▶ **Records for this task**:
>> START
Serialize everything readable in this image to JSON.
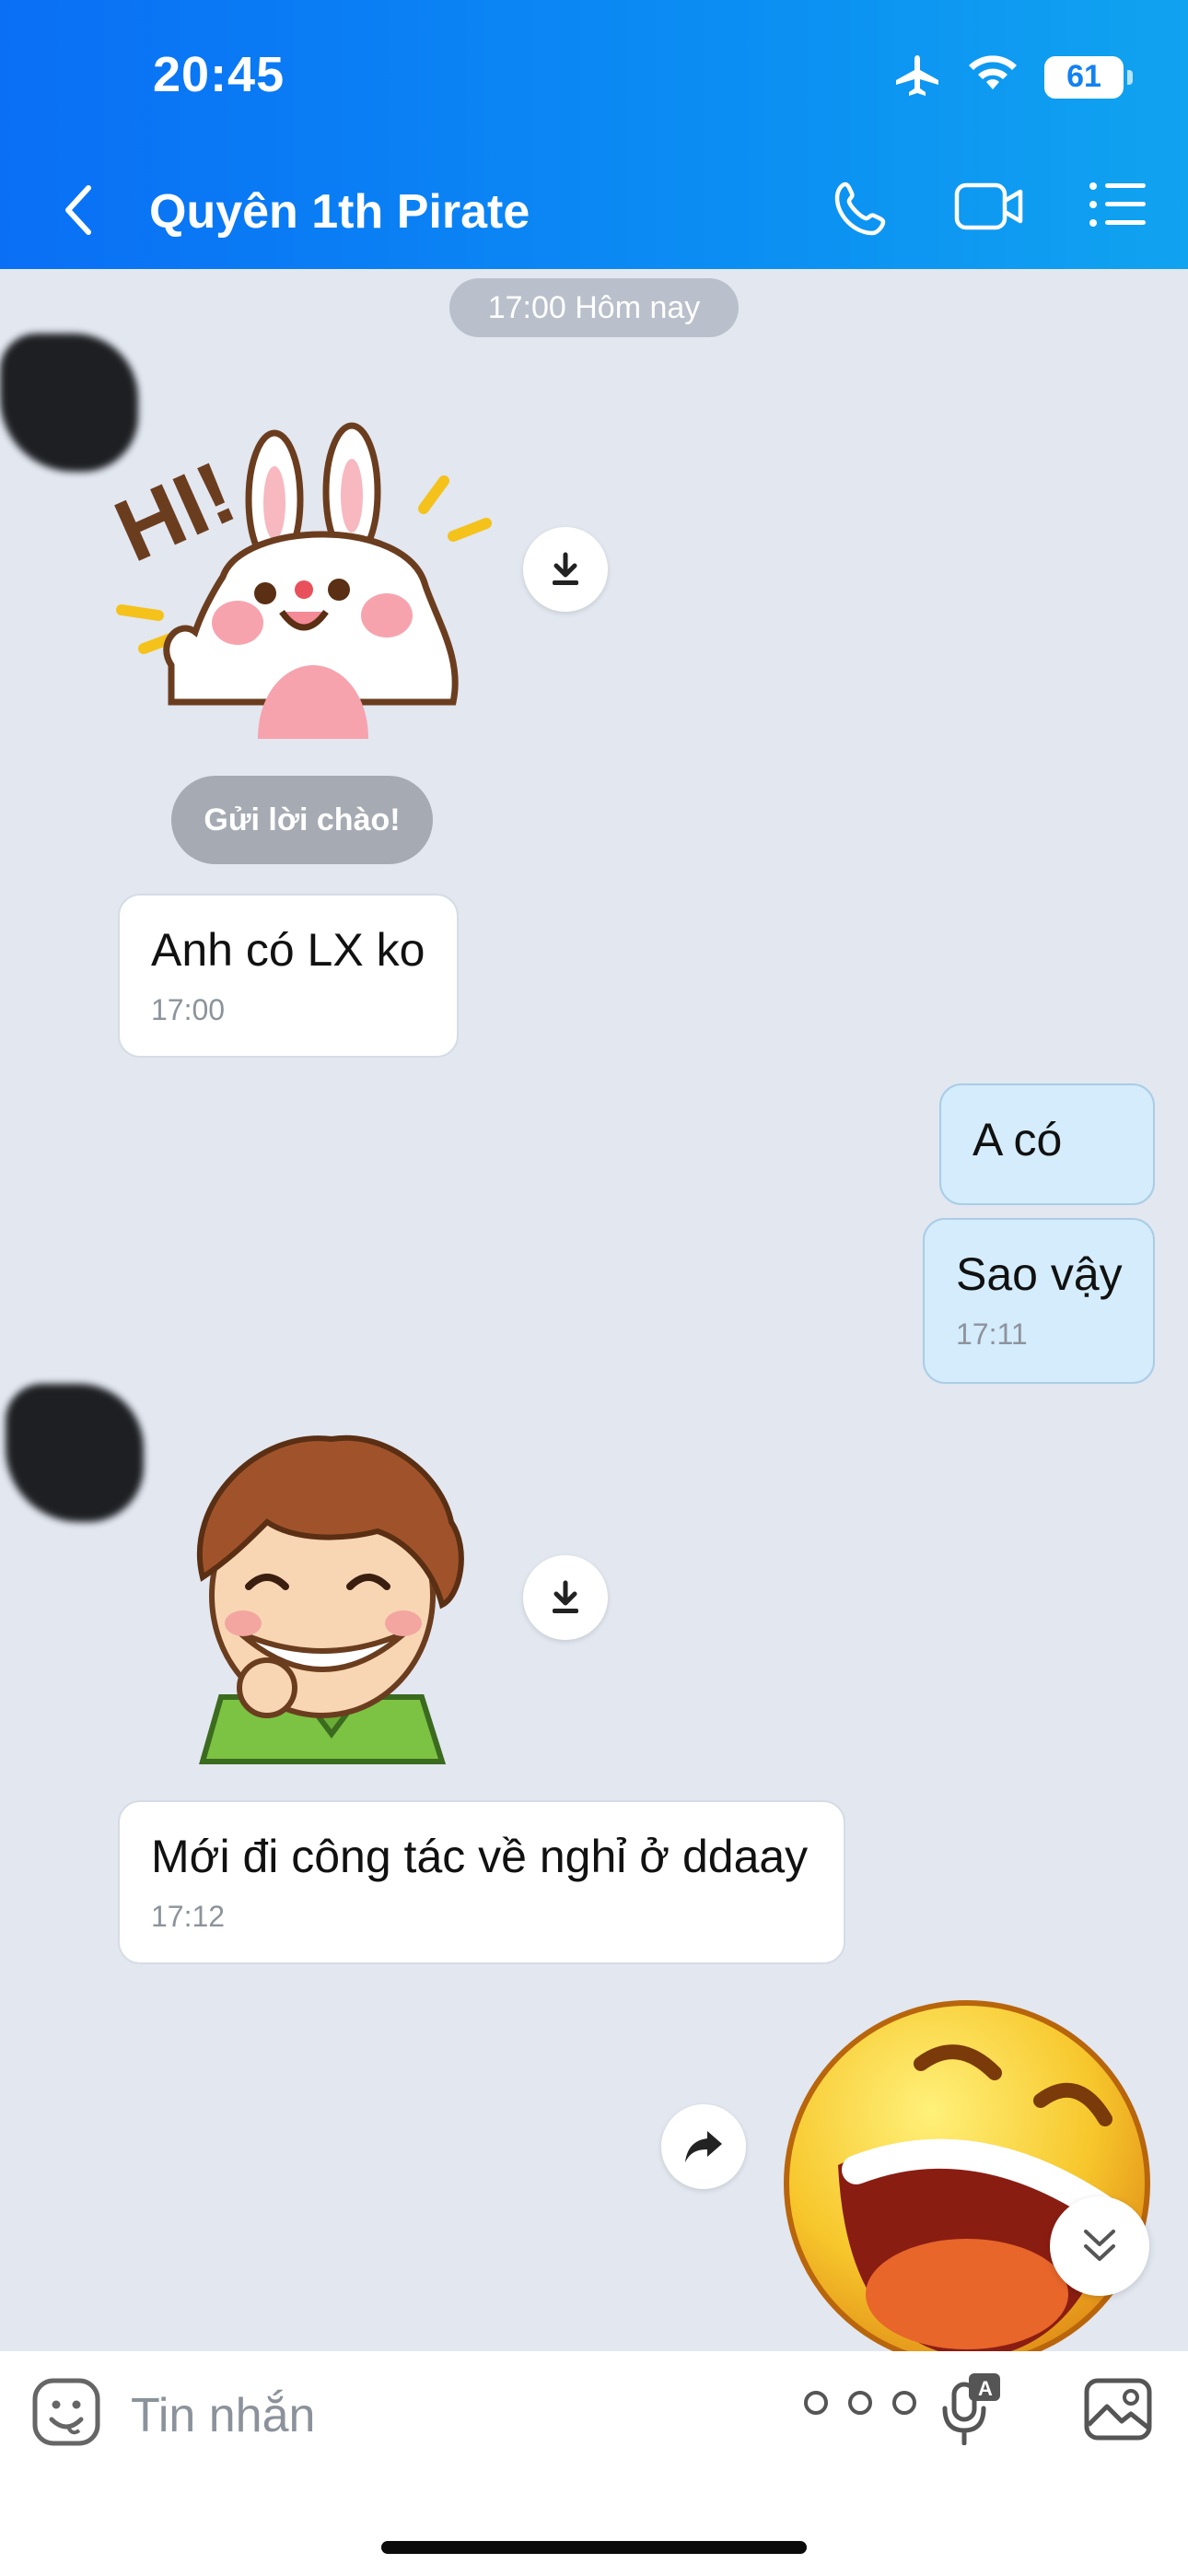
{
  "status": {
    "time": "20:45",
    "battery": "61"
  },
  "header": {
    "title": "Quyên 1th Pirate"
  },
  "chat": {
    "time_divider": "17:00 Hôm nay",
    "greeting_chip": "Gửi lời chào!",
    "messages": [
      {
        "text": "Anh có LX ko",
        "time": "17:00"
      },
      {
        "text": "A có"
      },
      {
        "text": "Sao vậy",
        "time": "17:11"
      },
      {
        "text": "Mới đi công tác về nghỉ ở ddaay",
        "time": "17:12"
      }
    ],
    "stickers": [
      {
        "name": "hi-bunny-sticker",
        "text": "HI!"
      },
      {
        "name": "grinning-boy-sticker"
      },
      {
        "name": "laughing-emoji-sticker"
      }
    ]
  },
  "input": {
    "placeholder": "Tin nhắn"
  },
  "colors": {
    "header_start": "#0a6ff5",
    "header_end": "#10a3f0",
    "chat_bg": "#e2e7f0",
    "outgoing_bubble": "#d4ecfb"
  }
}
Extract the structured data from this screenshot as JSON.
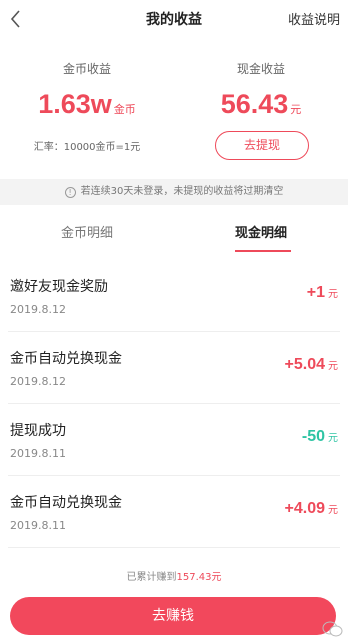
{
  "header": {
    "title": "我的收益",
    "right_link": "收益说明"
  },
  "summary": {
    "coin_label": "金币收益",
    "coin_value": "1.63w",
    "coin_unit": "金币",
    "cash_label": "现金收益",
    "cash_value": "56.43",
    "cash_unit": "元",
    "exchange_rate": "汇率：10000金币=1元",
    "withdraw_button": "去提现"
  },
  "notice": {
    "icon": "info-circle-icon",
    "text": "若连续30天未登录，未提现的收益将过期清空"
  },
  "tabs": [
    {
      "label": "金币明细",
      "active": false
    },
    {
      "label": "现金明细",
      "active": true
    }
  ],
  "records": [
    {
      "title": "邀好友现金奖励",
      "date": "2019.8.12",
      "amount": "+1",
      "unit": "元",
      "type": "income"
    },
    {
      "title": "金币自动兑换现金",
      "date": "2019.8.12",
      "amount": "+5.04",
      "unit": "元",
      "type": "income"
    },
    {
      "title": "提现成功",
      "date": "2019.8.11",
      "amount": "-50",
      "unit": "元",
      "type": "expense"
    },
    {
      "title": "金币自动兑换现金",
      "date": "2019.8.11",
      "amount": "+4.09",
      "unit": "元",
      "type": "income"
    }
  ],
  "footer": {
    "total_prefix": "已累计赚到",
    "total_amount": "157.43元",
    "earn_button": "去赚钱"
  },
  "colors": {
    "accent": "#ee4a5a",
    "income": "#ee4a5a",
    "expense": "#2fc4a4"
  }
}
>> END
▶ **Exercise**:
Show the lines of the records that include the string "title".

▶ **Exercise result**:
    "title": "Quyên 1th Pirate"
    "title": "我的收益",
      "title": "邀好友现金奖励",
      "title": "金币自动兑换现金",
      "title": "提现成功",
      "title": "金币自动兑换现金",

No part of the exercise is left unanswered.